===== Records to use

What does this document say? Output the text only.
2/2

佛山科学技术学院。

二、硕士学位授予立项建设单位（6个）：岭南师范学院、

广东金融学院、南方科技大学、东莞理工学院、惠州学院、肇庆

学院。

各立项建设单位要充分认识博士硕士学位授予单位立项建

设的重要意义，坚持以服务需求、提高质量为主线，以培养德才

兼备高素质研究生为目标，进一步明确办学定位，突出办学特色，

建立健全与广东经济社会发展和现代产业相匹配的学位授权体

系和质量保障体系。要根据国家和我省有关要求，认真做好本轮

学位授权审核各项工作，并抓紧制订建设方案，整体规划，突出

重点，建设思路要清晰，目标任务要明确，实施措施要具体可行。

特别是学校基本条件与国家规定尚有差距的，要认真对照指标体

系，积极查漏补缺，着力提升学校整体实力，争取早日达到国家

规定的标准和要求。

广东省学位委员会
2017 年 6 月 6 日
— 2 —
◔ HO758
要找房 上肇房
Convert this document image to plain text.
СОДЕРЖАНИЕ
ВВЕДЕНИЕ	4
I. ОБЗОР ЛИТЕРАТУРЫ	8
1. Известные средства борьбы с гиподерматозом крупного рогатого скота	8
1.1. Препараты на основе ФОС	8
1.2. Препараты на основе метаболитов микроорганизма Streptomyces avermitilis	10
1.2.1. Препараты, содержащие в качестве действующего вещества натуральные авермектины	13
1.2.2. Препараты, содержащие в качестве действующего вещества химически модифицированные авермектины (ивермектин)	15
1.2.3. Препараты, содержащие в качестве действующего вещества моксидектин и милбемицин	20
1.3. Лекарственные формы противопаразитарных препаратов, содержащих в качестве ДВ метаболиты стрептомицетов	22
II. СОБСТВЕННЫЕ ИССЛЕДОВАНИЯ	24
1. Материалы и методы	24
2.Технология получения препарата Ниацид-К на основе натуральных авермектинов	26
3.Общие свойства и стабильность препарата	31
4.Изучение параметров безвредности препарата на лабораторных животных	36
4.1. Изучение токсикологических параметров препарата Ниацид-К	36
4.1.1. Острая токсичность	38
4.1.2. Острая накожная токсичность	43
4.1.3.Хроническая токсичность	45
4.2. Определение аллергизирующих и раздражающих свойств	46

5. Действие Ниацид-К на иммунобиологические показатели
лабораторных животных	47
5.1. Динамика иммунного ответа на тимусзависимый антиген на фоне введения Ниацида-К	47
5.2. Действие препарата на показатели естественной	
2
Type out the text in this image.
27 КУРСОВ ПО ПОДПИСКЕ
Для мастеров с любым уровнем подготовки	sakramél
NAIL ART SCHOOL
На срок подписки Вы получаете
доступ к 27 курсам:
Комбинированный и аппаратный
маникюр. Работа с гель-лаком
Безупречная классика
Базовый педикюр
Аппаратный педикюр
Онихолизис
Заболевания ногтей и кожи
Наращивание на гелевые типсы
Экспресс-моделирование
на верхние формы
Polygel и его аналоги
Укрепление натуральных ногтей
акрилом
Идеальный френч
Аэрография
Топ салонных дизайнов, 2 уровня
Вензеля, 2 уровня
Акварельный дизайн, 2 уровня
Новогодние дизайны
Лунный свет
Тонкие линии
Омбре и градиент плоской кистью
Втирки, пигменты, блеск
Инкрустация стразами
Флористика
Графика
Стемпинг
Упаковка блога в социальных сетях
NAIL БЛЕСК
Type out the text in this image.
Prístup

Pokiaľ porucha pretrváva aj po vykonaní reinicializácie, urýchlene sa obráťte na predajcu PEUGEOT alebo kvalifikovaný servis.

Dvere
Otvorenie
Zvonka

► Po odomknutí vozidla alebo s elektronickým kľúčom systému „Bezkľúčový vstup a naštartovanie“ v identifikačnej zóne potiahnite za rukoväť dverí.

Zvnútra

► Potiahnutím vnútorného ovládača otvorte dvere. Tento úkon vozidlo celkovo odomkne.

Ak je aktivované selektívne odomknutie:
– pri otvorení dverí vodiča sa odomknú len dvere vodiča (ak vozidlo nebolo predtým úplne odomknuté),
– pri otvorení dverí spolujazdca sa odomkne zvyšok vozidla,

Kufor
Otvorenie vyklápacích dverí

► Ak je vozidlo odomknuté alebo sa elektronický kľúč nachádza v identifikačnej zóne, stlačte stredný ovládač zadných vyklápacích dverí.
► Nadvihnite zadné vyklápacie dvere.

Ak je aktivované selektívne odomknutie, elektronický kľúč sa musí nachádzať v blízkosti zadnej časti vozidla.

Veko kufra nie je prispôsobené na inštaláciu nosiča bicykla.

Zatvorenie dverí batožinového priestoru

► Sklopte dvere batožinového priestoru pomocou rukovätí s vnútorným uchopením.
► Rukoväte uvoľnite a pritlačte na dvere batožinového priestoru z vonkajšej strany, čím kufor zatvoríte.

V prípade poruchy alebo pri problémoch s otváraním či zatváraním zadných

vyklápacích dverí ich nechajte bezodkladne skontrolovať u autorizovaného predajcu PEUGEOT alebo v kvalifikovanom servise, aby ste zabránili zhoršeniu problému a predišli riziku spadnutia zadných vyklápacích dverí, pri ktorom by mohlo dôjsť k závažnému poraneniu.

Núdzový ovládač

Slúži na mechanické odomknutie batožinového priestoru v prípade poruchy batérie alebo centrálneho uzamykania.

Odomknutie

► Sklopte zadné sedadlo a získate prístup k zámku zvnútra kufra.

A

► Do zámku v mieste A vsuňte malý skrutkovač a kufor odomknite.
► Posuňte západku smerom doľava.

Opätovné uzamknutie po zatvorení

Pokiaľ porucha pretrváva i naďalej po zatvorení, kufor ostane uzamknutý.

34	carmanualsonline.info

==========

• _Given instruction_
Write out the whole listing again, exactly as it stands.

• _Exercise output_
What does this document say? Output the text only.
2/2

佛山科学技术学院。

二、硕士学位授予立项建设单位（6个）：岭南师范学院、

广东金融学院、南方科技大学、东莞理工学院、惠州学院、肇庆

学院。

各立项建设单位要充分认识博士硕士学位授予单位立项建

设的重要意义，坚持以服务需求、提高质量为主线，以培养德才

兼备高素质研究生为目标，进一步明确办学定位，突出办学特色，

建立健全与广东经济社会发展和现代产业相匹配的学位授权体

系和质量保障体系。要根据国家和我省有关要求，认真做好本轮

学位授权审核各项工作，并抓紧制订建设方案，整体规划，突出

重点，建设思路要清晰，目标任务要明确，实施措施要具体可行。

特别是学校基本条件与国家规定尚有差距的，要认真对照指标体

系，积极查漏补缺，着力提升学校整体实力，争取早日达到国家

规定的标准和要求。

广东省学位委员会
2017 年 6 月 6 日
— 2 —
◔ HO758
要找房 上肇房
Convert this document image to plain text.
СОДЕРЖАНИЕ
ВВЕДЕНИЕ	4
I. ОБЗОР ЛИТЕРАТУРЫ	8
1. Известные средства борьбы с гиподерматозом крупного рогатого скота	8
1.1. Препараты на основе ФОС	8
1.2. Препараты на основе метаболитов микроорганизма Streptomyces avermitilis	10
1.2.1. Препараты, содержащие в качестве действующего вещества натуральные авермектины	13
1.2.2. Препараты, содержащие в качестве действующего вещества химически модифицированные авермектины (ивермектин)	15
1.2.3. Препараты, содержащие в качестве действующего вещества моксидектин и милбемицин	20
1.3. Лекарственные формы противопаразитарных препаратов, содержащих в качестве ДВ метаболиты стрептомицетов	22
II. СОБСТВЕННЫЕ ИССЛЕДОВАНИЯ	24
1. Материалы и методы	24
2.Технология получения препарата Ниацид-К на основе натуральных авермектинов	26
3.Общие свойства и стабильность препарата	31
4.Изучение параметров безвредности препарата на лабораторных животных	36
4.1. Изучение токсикологических параметров препарата Ниацид-К	36
4.1.1. Острая токсичность	38
4.1.2. Острая накожная токсичность	43
4.1.3.Хроническая токсичность	45
4.2. Определение аллергизирующих и раздражающих свойств	46

5. Действие Ниацид-К на иммунобиологические показатели
лабораторных животных	47
5.1. Динамика иммунного ответа на тимусзависимый антиген на фоне введения Ниацида-К	47
5.2. Действие препарата на показатели естественной	
2
Type out the text in this image.
27 КУРСОВ ПО ПОДПИСКЕ
Для мастеров с любым уровнем подготовки	sakramél
NAIL ART SCHOOL
На срок подписки Вы получаете
доступ к 27 курсам:
Комбинированный и аппаратный
маникюр. Работа с гель-лаком
Безупречная классика
Базовый педикюр
Аппаратный педикюр
Онихолизис
Заболевания ногтей и кожи
Наращивание на гелевые типсы
Экспресс-моделирование
на верхние формы
Polygel и его аналоги
Укрепление натуральных ногтей
акрилом
Идеальный френч
Аэрография
Топ салонных дизайнов, 2 уровня
Вензеля, 2 уровня
Акварельный дизайн, 2 уровня
Новогодние дизайны
Лунный свет
Тонкие линии
Омбре и градиент плоской кистью
Втирки, пигменты, блеск
Инкрустация стразами
Флористика
Графика
Стемпинг
Упаковка блога в социальных сетях
NAIL БЛЕСК
Type out the text in this image.
Prístup

Pokiaľ porucha pretrváva aj po vykonaní reinicializácie, urýchlene sa obráťte na predajcu PEUGEOT alebo kvalifikovaný servis.

Dvere
Otvorenie
Zvonka

► Po odomknutí vozidla alebo s elektronickým kľúčom systému „Bezkľúčový vstup a naštartovanie“ v identifikačnej zóne potiahnite za rukoväť dverí.

Zvnútra

► Potiahnutím vnútorného ovládača otvorte dvere. Tento úkon vozidlo celkovo odomkne.

Ak je aktivované selektívne odomknutie:
– pri otvorení dverí vodiča sa odomknú len dvere vodiča (ak vozidlo nebolo predtým úplne odomknuté),
– pri otvorení dverí spolujazdca sa odomkne zvyšok vozidla,

Kufor
Otvorenie vyklápacích dverí

► Ak je vozidlo odomknuté alebo sa elektronický kľúč nachádza v identifikačnej zóne, stlačte stredný ovládač zadných vyklápacích dverí.
► Nadvihnite zadné vyklápacie dvere.

Ak je aktivované selektívne odomknutie, elektronický kľúč sa musí nachádzať v blízkosti zadnej časti vozidla.

Veko kufra nie je prispôsobené na inštaláciu nosiča bicykla.

Zatvorenie dverí batožinového priestoru

► Sklopte dvere batožinového priestoru pomocou rukovätí s vnútorným uchopením.
► Rukoväte uvoľnite a pritlačte na dvere batožinového priestoru z vonkajšej strany, čím kufor zatvoríte.

V prípade poruchy alebo pri problémoch s otváraním či zatváraním zadných

vyklápacích dverí ich nechajte bezodkladne skontrolovať u autorizovaného predajcu PEUGEOT alebo v kvalifikovanom servise, aby ste zabránili zhoršeniu problému a predišli riziku spadnutia zadných vyklápacích dverí, pri ktorom by mohlo dôjsť k závažnému poraneniu.

Núdzový ovládač

Slúži na mechanické odomknutie batožinového priestoru v prípade poruchy batérie alebo centrálneho uzamykania.

Odomknutie

► Sklopte zadné sedadlo a získate prístup k zámku zvnútra kufra.

A

► Do zámku v mieste A vsuňte malý skrutkovač a kufor odomknite.
► Posuňte západku smerom doľava.

Opätovné uzamknutie po zatvorení

Pokiaľ porucha pretrváva i naďalej po zatvorení, kufor ostane uzamknutý.

34	carmanualsonline.info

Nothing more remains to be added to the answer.